--- Article ---
Nutrient Components and Physicochemical Properties of Korean Sweet Potato according to Cultivars  

Ra, Ha-Na (Department of Fermentation Processed Foods, National Institute of Agricultural Science, Rural Development Administration)
Kim, Jin-Sook (Department of Fermentation Processed Foods, National Institute of Agricultural Science, Rural Development Administration)
Kim, Gi-Chang (Department of Fermentation Processed Foods, National Institute of Agricultural Science, Rural Development Administration)
Choi, Song-Yi (Department of Fermentation Processed Foods, National Institute of Agricultural Science, Rural Development Administration)
Han, Seon-Kyeong (Rural Development Administration)
Chung, Mi-Nam (Rural Development Administration)
Kim, Kyung-Mi (Department of Fermentation Processed Foods, National Institute of Agricultural Science, Rural Development Administration)
---
[Directions]
1. Using the sweet potato paper, decide whether each statement agrees with it, answering yes or no and quoting the words that settle it: (a) Kim, Gi-Chang is listed with the Department of Fermentation Processed Foods. (b) Han, Seon-Kyeong is listed with the Department of Fermentation Processed Foods. (c) The paper examines sweet potato by cultivar.
2. Go on with the sweet potato paper, picking up after the last author listed.
The material comes from a source unrelated to the sweet potato paper.
--- Dataset excerpt ---
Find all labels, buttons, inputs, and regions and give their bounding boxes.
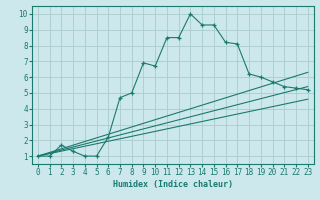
X-axis label: Humidex (Indice chaleur): Humidex (Indice chaleur): [113, 180, 233, 189]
---
[Final results]
1.
(a) Yes: "Kim, Gi-Chang (Department of Fermentation Processed Foods, National Institute of Agricultural Science, Rural Development Administration)"
(b) No: "Han, Seon-Kyeong (Rural Development Administration)"
(c) Yes: "Nutrient Components and Physicochemical Properties of Korean Sweet Potato according to Cultivars"

2.
Publication Information
Journal of the Korean Society of Food Culture / v.33, no.6, 2018 , pp. 597-607 More about this Journal
Abstract
This study examined the nutrient components and measured the physicochemical properties of 23 Korean sweet potato cultivars. The proximate composition, free sugars, organic acids, and dietary fiber of sweet potato were analyzed and the water binding capacity, oil absorption and pasting characteristics were measured. The proximate composition was the highest in Happymi and was higher in colored sweet potato than in general sweet potato (p<0.05). The sucrose content was the highest among the free sugars in the general cultivars and yellow/orange colored cultivar. The major organic acids were oxalic acid, citric acid, malic acid, succinic acid, fumaric acid, and acetic acid. Oxalic acid and citric acid were high in the purple colored cultivars and malic acid was high in yellow/orange colored cultivars. Each total dietary fiber content of the general and colored cultivars was 7.51-13.94 and 13.04-16.97%, respectively, but there was no significant difference. The water binding capacity and oil absorption of Juhwangmi was high in all cultivars (p<0.05). The peak viscosity of sweet potato powder showed highest a significant difference of 12.50-1342 cP (p<0.05). The breakdown of Sincheonmi was 512, which was the highest value (p<0.05). The setback of Geonpungmi was significantly low, 6.0 (p<0.05).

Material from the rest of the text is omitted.